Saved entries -
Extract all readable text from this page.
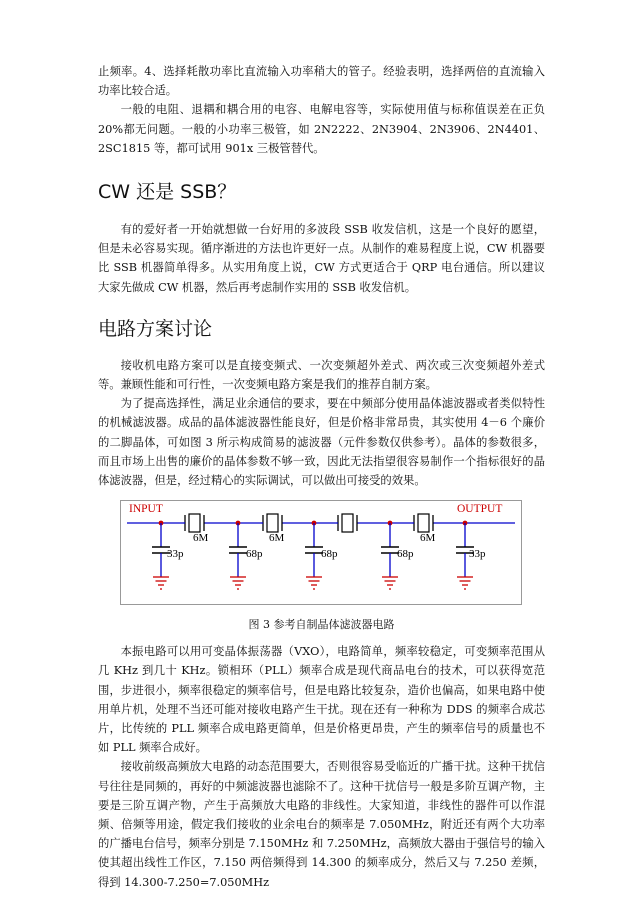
止频率。4、选择耗散功率比直流输入功率稍大的管子。经验表明，选择两倍的直流输入功率比较合适。

一般的电阻、退耦和耦合用的电容、电解电容等，实际使用值与标称值误差在正负 20%都无问题。一般的小功率三极管，如 2N2222、2N3904、2N3906、2N4401、2SC1815 等，都可试用 901x 三极管替代。

CW 还是 SSB？

有的爱好者一开始就想做一台好用的多波段 SSB 收发信机，这是一个良好的愿望，但是未必容易实现。循序渐进的方法也许更好一点。从制作的难易程度上说，CW 机器要比 SSB 机器简单得多。从实用角度上说，CW 方式更适合于 QRP 电台通信。所以建议大家先做成 CW 机器，然后再考虑制作实用的 SSB 收发信机。

电路方案讨论

接收机电路方案可以是直接变频式、一次变频超外差式、两次或三次变频超外差式等。兼顾性能和可行性，一次变频电路方案是我们的推荐自制方案。

为了提高选择性，满足业余通信的要求，要在中频部分使用晶体滤波器或者类似特性的机械滤波器。成品的晶体滤波器性能良好，但是价格非常昂贵，其实使用 4－6 个廉价的二脚晶体，可如图 3 所示构成简易的滤波器（元件参数仅供参考）。晶体的参数很多，而且市场上出售的廉价的晶体参数不够一致，因此无法指望很容易制作一个指标很好的晶体滤波器，但是，经过精心的实际调试，可以做出可接受的效果。

INPUT	OUTPUT
6M	6M	6M
33p	68p	68p	68p	33p
图 3 参考自制晶体滤波器电路

本振电路可以用可变晶体振荡器（VXO），电路简单，频率较稳定，可变频率范围从几 KHz 到几十 KHz。锁相环（PLL）频率合成是现代商品电台的技术，可以获得宽范围，步进很小，频率很稳定的频率信号，但是电路比较复杂，造价也偏高，如果电路中使用单片机，处理不当还可能对接收电路产生干扰。现在还有一种称为 DDS 的频率合成芯片，比传统的 PLL 频率合成电路更简单，但是价格更昂贵，产生的频率信号的质量也不如 PLL 频率合成好。

接收前级高频放大电路的动态范围要大，否则很容易受临近的广播干扰。这种干扰信号往往是同频的，再好的中频滤波器也滤除不了。这种干扰信号一般是多阶互调产物，主要是三阶互调产物，产生于高频放大电路的非线性。大家知道，非线性的器件可以作混频、倍频等用途，假定我们接收的业余电台的频率是 7.050MHz，附近还有两个大功率的广播电台信号，频率分别是 7.150MHz 和 7.250MHz，高频放大器由于强信号的输入使其超出线性工作区，7.150 两倍频得到 14.300 的频率成分，然后又与 7.250 差频，得到 14.300-7.250=7.050MHz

Exercise objective - Can you retype every record above exactly, leaving out the pictures?

Expected answer -
Extract all readable text from this page.
止频率。4、选择耗散功率比直流输入功率稍大的管子。经验表明，选择两倍的直流输入功率比较合适。

一般的电阻、退耦和耦合用的电容、电解电容等，实际使用值与标称值误差在正负 20%都无问题。一般的小功率三极管，如 2N2222、2N3904、2N3906、2N4401、2SC1815 等，都可试用 901x 三极管替代。

CW 还是 SSB？

有的爱好者一开始就想做一台好用的多波段 SSB 收发信机，这是一个良好的愿望，但是未必容易实现。循序渐进的方法也许更好一点。从制作的难易程度上说，CW 机器要比 SSB 机器简单得多。从实用角度上说，CW 方式更适合于 QRP 电台通信。所以建议大家先做成 CW 机器，然后再考虑制作实用的 SSB 收发信机。

电路方案讨论

接收机电路方案可以是直接变频式、一次变频超外差式、两次或三次变频超外差式等。兼顾性能和可行性，一次变频电路方案是我们的推荐自制方案。

为了提高选择性，满足业余通信的要求，要在中频部分使用晶体滤波器或者类似特性的机械滤波器。成品的晶体滤波器性能良好，但是价格非常昂贵，其实使用 4－6 个廉价的二脚晶体，可如图 3 所示构成简易的滤波器（元件参数仅供参考）。晶体的参数很多，而且市场上出售的廉价的晶体参数不够一致，因此无法指望很容易制作一个指标很好的晶体滤波器，但是，经过精心的实际调试，可以做出可接受的效果。

INPUT	OUTPUT
6M	6M	6M
33p	68p	68p	68p	33p
图 3 参考自制晶体滤波器电路

本振电路可以用可变晶体振荡器（VXO），电路简单，频率较稳定，可变频率范围从几 KHz 到几十 KHz。锁相环（PLL）频率合成是现代商品电台的技术，可以获得宽范围，步进很小，频率很稳定的频率信号，但是电路比较复杂，造价也偏高，如果电路中使用单片机，处理不当还可能对接收电路产生干扰。现在还有一种称为 DDS 的频率合成芯片，比传统的 PLL 频率合成电路更简单，但是价格更昂贵，产生的频率信号的质量也不如 PLL 频率合成好。

接收前级高频放大电路的动态范围要大，否则很容易受临近的广播干扰。这种干扰信号往往是同频的，再好的中频滤波器也滤除不了。这种干扰信号一般是多阶互调产物，主要是三阶互调产物，产生于高频放大电路的非线性。大家知道，非线性的器件可以作混频、倍频等用途，假定我们接收的业余电台的频率是 7.050MHz，附近还有两个大功率的广播电台信号，频率分别是 7.150MHz 和 7.250MHz，高频放大器由于强信号的输入使其超出线性工作区，7.150 两倍频得到 14.300 的频率成分，然后又与 7.250 差频，得到 14.300-7.250=7.050MHz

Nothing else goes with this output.